YOUR TASK –
Set down the full listing exactly as given. Any pictures are to be left out.

MATERIALS PROVIDED –
::::::::
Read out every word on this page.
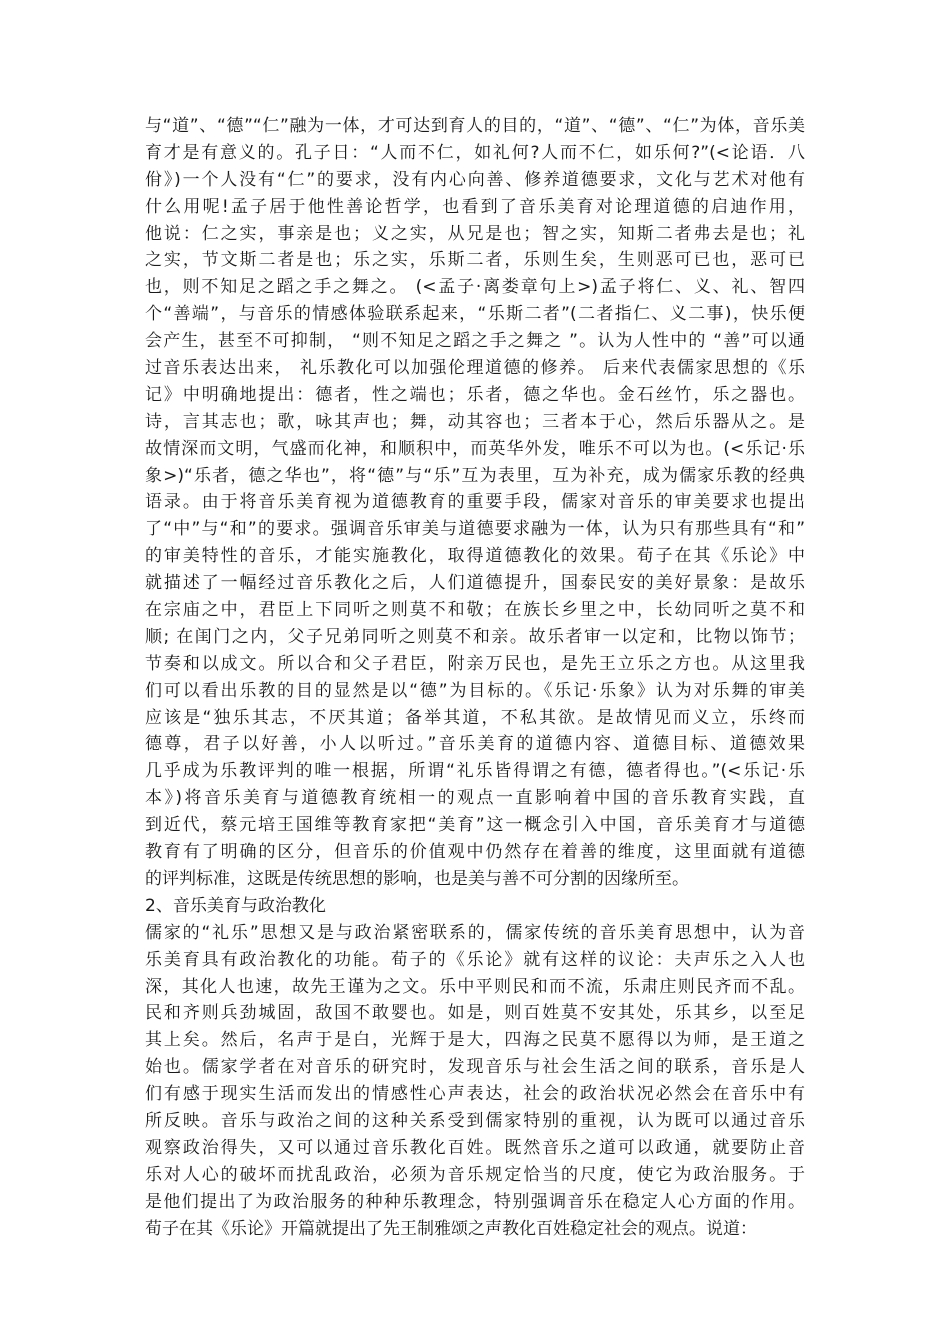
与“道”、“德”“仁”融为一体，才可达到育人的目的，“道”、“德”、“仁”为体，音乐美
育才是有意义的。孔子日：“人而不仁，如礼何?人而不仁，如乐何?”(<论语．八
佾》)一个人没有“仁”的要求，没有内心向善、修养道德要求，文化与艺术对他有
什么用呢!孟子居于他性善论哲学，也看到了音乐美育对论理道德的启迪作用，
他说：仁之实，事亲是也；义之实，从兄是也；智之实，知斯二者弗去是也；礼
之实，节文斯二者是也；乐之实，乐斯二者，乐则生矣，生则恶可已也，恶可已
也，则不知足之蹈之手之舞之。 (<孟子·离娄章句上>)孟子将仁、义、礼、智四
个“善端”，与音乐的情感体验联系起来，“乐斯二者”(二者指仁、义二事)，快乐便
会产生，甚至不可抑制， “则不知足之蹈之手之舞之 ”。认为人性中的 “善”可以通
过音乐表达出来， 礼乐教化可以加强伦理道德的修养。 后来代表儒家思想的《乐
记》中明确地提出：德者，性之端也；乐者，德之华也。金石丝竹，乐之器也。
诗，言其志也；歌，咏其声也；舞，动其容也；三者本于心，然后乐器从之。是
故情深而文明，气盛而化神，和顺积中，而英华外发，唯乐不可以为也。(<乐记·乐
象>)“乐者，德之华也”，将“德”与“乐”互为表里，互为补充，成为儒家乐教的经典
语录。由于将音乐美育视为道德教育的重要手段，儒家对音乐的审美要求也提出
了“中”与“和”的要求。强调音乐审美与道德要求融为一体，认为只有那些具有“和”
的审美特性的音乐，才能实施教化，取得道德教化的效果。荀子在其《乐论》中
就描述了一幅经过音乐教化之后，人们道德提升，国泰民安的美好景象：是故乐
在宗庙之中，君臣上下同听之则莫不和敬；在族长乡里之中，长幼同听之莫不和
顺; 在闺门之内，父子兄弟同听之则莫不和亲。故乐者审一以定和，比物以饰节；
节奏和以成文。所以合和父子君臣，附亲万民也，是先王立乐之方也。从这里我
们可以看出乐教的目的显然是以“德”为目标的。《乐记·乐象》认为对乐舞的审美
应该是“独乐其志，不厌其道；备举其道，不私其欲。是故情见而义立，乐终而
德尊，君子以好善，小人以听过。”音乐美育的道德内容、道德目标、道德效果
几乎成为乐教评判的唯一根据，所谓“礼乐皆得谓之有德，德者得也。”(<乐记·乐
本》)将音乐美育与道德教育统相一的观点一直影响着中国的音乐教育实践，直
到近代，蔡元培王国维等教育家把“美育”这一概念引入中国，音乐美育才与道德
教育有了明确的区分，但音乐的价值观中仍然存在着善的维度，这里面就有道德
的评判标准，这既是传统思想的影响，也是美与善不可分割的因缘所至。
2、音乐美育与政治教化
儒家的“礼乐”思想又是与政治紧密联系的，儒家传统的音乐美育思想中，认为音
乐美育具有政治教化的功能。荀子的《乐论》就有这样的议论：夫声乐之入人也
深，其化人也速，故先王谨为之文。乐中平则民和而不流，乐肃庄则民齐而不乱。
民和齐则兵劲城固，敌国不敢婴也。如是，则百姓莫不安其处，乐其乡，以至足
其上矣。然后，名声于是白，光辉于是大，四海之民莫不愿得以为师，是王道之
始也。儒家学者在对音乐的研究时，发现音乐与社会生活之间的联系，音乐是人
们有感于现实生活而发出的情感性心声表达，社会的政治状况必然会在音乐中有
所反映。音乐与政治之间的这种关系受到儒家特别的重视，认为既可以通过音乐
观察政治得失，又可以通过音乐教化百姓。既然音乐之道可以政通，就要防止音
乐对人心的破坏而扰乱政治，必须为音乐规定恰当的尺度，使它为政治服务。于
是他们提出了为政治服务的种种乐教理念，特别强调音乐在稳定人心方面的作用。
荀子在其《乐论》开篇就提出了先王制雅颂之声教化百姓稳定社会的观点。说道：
::::::::
TASK OUTPUT –
Read out every word on this page.
与“道”、“德”“仁”融为一体，才可达到育人的目的，“道”、“德”、“仁”为体，音乐美
育才是有意义的。孔子日：“人而不仁，如礼何?人而不仁，如乐何?”(<论语．八
佾》)一个人没有“仁”的要求，没有内心向善、修养道德要求，文化与艺术对他有
什么用呢!孟子居于他性善论哲学，也看到了音乐美育对论理道德的启迪作用，
他说：仁之实，事亲是也；义之实，从兄是也；智之实，知斯二者弗去是也；礼
之实，节文斯二者是也；乐之实，乐斯二者，乐则生矣，生则恶可已也，恶可已
也，则不知足之蹈之手之舞之。 (<孟子·离娄章句上>)孟子将仁、义、礼、智四
个“善端”，与音乐的情感体验联系起来，“乐斯二者”(二者指仁、义二事)，快乐便
会产生，甚至不可抑制， “则不知足之蹈之手之舞之 ”。认为人性中的 “善”可以通
过音乐表达出来， 礼乐教化可以加强伦理道德的修养。 后来代表儒家思想的《乐
记》中明确地提出：德者，性之端也；乐者，德之华也。金石丝竹，乐之器也。
诗，言其志也；歌，咏其声也；舞，动其容也；三者本于心，然后乐器从之。是
故情深而文明，气盛而化神，和顺积中，而英华外发，唯乐不可以为也。(<乐记·乐
象>)“乐者，德之华也”，将“德”与“乐”互为表里，互为补充，成为儒家乐教的经典
语录。由于将音乐美育视为道德教育的重要手段，儒家对音乐的审美要求也提出
了“中”与“和”的要求。强调音乐审美与道德要求融为一体，认为只有那些具有“和”
的审美特性的音乐，才能实施教化，取得道德教化的效果。荀子在其《乐论》中
就描述了一幅经过音乐教化之后，人们道德提升，国泰民安的美好景象：是故乐
在宗庙之中，君臣上下同听之则莫不和敬；在族长乡里之中，长幼同听之莫不和
顺; 在闺门之内，父子兄弟同听之则莫不和亲。故乐者审一以定和，比物以饰节；
节奏和以成文。所以合和父子君臣，附亲万民也，是先王立乐之方也。从这里我
们可以看出乐教的目的显然是以“德”为目标的。《乐记·乐象》认为对乐舞的审美
应该是“独乐其志，不厌其道；备举其道，不私其欲。是故情见而义立，乐终而
德尊，君子以好善，小人以听过。”音乐美育的道德内容、道德目标、道德效果
几乎成为乐教评判的唯一根据，所谓“礼乐皆得谓之有德，德者得也。”(<乐记·乐
本》)将音乐美育与道德教育统相一的观点一直影响着中国的音乐教育实践，直
到近代，蔡元培王国维等教育家把“美育”这一概念引入中国，音乐美育才与道德
教育有了明确的区分，但音乐的价值观中仍然存在着善的维度，这里面就有道德
的评判标准，这既是传统思想的影响，也是美与善不可分割的因缘所至。
2、音乐美育与政治教化
儒家的“礼乐”思想又是与政治紧密联系的，儒家传统的音乐美育思想中，认为音
乐美育具有政治教化的功能。荀子的《乐论》就有这样的议论：夫声乐之入人也
深，其化人也速，故先王谨为之文。乐中平则民和而不流，乐肃庄则民齐而不乱。
民和齐则兵劲城固，敌国不敢婴也。如是，则百姓莫不安其处，乐其乡，以至足
其上矣。然后，名声于是白，光辉于是大，四海之民莫不愿得以为师，是王道之
始也。儒家学者在对音乐的研究时，发现音乐与社会生活之间的联系，音乐是人
们有感于现实生活而发出的情感性心声表达，社会的政治状况必然会在音乐中有
所反映。音乐与政治之间的这种关系受到儒家特别的重视，认为既可以通过音乐
观察政治得失，又可以通过音乐教化百姓。既然音乐之道可以政通，就要防止音
乐对人心的破坏而扰乱政治，必须为音乐规定恰当的尺度，使它为政治服务。于
是他们提出了为政治服务的种种乐教理念，特别强调音乐在稳定人心方面的作用。
荀子在其《乐论》开篇就提出了先王制雅颂之声教化百姓稳定社会的观点。说道：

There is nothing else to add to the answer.